[Dataset items]

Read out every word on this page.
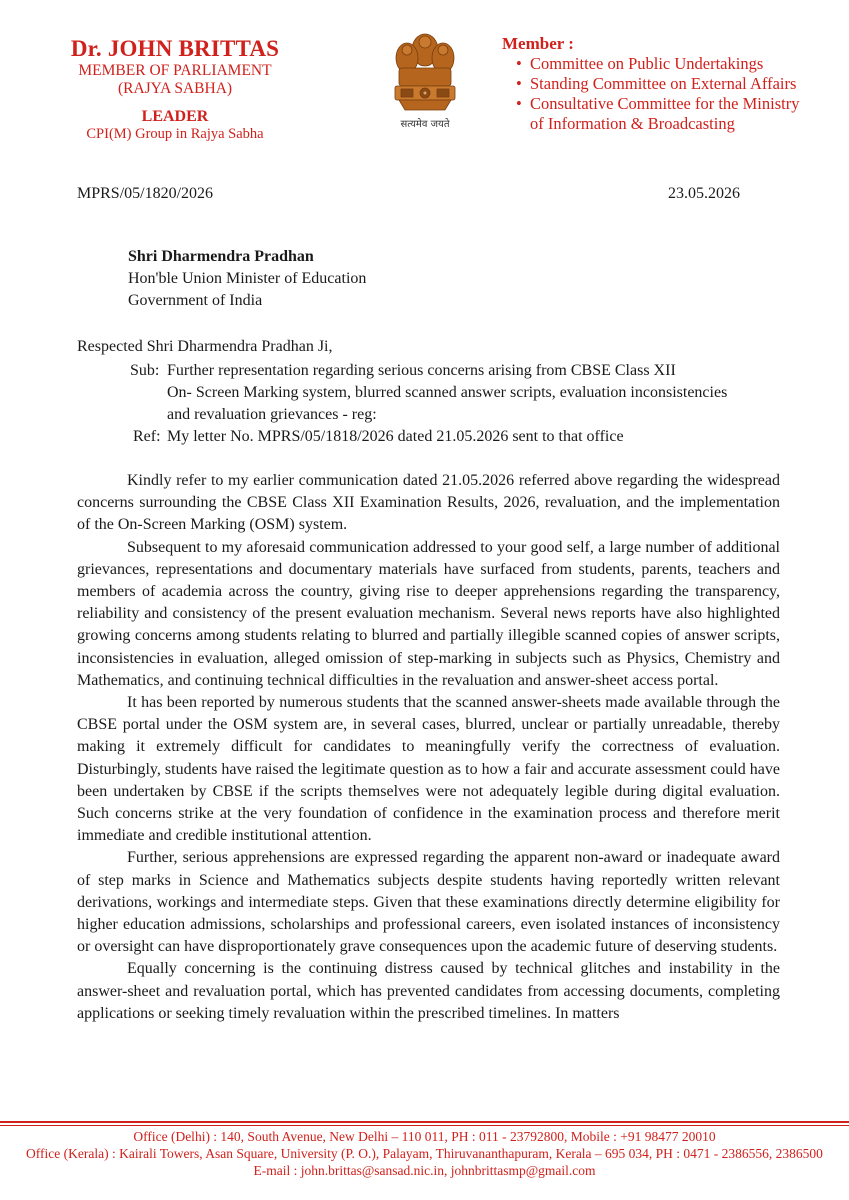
Dr. JOHN BRITTAS
MEMBER OF PARLIAMENT
(RAJYA SABHA)
LEADER
CPI(M) Group in Rajya Sabha
सत्यमेव जयते
Member :
• Committee on Public Undertakings
• Standing Committee on External Affairs
• Consultative Committee for the Ministry
of Information & Broadcasting
MPRS/05/1820/2026	23.05.2026
Shri Dharmendra Pradhan
Hon'ble Union Minister of Education
Government of India
Respected Shri Dharmendra Pradhan Ji,
Sub: Further representation regarding serious concerns arising from CBSE Class XII
On- Screen Marking system, blurred scanned answer scripts, evaluation inconsistencies
and revaluation grievances - reg:
Ref: My letter No. MPRS/05/1818/2026 dated 21.05.2026 sent to that office

Kindly refer to my earlier communication dated 21.05.2026 referred above regarding the widespread concerns surrounding the CBSE Class XII Examination Results, 2026, revaluation, and the implementation of the On-Screen Marking (OSM) system.

Subsequent to my aforesaid communication addressed to your good self, a large number of additional grievances, representations and documentary materials have surfaced from students, parents, teachers and members of academia across the country, giving rise to deeper apprehensions regarding the transparency, reliability and consistency of the present evaluation mechanism. Several news reports have also highlighted growing concerns among students relating to blurred and partially illegible scanned copies of answer scripts, inconsistencies in evaluation, alleged omission of step-marking in subjects such as Physics, Chemistry and Mathematics, and continuing technical difficulties in the revaluation and answer-sheet access portal.

It has been reported by numerous students that the scanned answer-sheets made available through the CBSE portal under the OSM system are, in several cases, blurred, unclear or partially unreadable, thereby making it extremely difficult for candidates to meaningfully verify the correctness of evaluation. Disturbingly, students have raised the legitimate question as to how a fair and accurate assessment could have been undertaken by CBSE if the scripts themselves were not adequately legible during digital evaluation. Such concerns strike at the very foundation of confidence in the examination process and therefore merit immediate and credible institutional attention.

Further, serious apprehensions are expressed regarding the apparent non-award or inadequate award of step marks in Science and Mathematics subjects despite students having reportedly written relevant derivations, workings and intermediate steps. Given that these examinations directly determine eligibility for higher education admissions, scholarships and professional careers, even isolated instances of inconsistency or oversight can have disproportionately grave consequences upon the academic future of deserving students.

Equally concerning is the continuing distress caused by technical glitches and instability in the answer-sheet and revaluation portal, which has prevented candidates from accessing documents, completing applications or seeking timely revaluation within the prescribed timelines. In matters

Office (Delhi) : 140, South Avenue, New Delhi – 110 011, PH : 011 - 23792800, Mobile : +91 98477 20010
Office (Kerala) : Kairali Towers, Asan Square, University (P. O.), Palayam, Thiruvananthapuram, Kerala – 695 034, PH : 0471 - 2386556, 2386500
E-mail : john.brittas@sansad.nic.in, johnbrittasmp@gmail.com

» **What the task requires**: Check every line of the data, and copy the ones that contain "dated".

» **Output for this exercise**:
Ref: My letter No. MPRS/05/1818/2026 dated 21.05.2026 sent to that office
Kindly refer to my earlier communication dated 21.05.2026 referred above regarding the widespread concerns surrounding the CBSE Class XII Examination Results, 2026, revaluation, and the implementation of the On-Screen Marking (OSM) system.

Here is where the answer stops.